» Problem requirements
Wherever the word "image" turns up in a line of the entries, copy that line.

» Available data
====

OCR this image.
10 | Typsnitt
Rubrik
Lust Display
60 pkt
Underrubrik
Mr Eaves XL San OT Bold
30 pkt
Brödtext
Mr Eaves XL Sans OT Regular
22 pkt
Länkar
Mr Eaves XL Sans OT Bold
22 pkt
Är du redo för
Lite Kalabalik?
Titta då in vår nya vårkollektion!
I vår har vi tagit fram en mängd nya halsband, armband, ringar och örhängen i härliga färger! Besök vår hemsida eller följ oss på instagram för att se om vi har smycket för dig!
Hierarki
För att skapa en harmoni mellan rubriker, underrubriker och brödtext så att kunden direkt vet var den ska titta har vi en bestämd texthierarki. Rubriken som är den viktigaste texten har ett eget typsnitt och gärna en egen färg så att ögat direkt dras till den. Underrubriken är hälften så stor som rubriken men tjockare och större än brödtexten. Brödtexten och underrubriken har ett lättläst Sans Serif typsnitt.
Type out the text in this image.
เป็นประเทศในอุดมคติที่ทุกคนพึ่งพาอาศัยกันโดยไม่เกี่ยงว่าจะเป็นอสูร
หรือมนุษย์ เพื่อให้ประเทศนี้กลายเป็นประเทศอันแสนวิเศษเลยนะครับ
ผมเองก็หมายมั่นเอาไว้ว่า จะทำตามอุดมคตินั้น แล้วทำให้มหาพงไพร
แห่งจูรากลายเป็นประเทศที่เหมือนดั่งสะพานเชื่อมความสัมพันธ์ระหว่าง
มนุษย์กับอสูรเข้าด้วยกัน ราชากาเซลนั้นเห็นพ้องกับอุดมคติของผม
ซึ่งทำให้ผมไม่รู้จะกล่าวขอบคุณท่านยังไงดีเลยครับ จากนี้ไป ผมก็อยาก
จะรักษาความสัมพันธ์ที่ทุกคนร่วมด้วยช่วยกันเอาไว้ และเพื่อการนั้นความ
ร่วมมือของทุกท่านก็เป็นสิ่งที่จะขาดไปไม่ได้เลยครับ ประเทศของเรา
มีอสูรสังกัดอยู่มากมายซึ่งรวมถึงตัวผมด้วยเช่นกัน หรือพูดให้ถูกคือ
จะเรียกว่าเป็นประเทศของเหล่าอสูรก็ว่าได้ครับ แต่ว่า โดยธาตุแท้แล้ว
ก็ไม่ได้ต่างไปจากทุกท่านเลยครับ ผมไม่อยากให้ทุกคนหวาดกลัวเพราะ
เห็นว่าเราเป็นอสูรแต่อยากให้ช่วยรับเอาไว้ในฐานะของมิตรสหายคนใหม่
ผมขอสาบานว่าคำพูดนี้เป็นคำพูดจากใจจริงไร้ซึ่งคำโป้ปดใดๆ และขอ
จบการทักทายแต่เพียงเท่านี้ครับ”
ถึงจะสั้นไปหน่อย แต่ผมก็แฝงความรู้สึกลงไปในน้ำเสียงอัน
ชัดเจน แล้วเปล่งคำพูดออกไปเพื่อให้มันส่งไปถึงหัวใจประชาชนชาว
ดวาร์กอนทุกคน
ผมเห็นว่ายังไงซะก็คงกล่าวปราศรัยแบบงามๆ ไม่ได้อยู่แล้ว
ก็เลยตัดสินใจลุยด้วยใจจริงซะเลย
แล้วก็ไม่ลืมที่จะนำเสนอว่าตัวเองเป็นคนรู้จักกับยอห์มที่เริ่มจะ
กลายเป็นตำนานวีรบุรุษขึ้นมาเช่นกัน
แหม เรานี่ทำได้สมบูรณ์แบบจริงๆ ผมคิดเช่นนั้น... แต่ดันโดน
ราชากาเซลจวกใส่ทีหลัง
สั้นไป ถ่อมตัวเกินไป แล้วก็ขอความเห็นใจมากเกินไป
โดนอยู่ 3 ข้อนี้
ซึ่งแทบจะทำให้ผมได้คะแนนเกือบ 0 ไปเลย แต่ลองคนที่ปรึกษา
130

====

» Written answer
OCR this image.
Type out the text in this image.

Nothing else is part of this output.